Exercise aim: Look for "PROBLEMAS" in the listing below. Gather each line that contains it.

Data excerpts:
----------

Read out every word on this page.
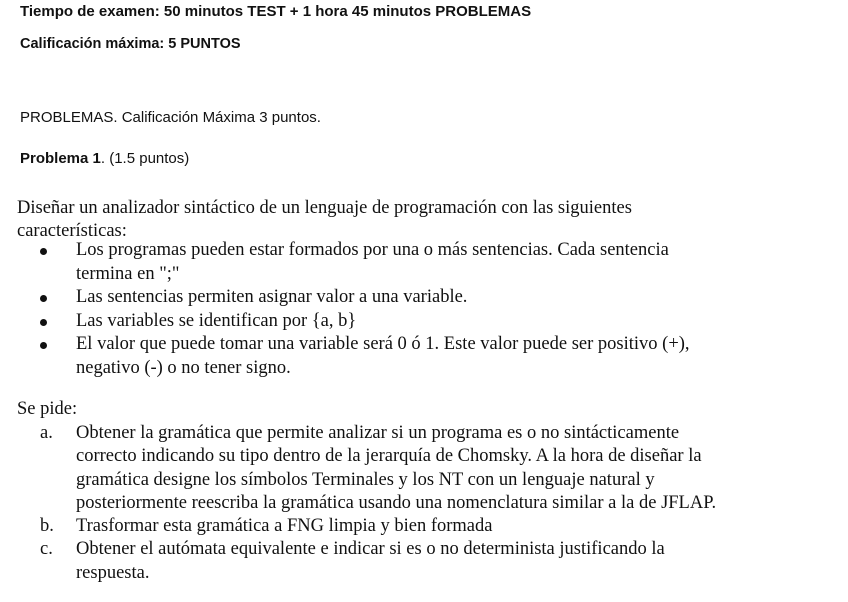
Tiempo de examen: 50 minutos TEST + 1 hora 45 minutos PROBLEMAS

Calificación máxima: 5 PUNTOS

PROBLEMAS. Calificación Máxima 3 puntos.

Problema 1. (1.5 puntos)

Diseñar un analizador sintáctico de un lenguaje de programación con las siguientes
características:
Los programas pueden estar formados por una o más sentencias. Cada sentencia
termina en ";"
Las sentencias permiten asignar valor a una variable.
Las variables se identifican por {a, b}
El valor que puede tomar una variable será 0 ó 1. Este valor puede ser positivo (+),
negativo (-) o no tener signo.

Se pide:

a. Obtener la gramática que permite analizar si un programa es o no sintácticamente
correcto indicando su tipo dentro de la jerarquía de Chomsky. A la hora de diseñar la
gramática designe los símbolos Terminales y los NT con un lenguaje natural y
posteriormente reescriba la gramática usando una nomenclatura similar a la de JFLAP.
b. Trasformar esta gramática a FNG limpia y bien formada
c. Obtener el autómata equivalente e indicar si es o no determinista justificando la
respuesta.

----------

Response to this task:
Tiempo de examen: 50 minutos TEST + 1 hora 45 minutos PROBLEMAS
PROBLEMAS. Calificación Máxima 3 puntos.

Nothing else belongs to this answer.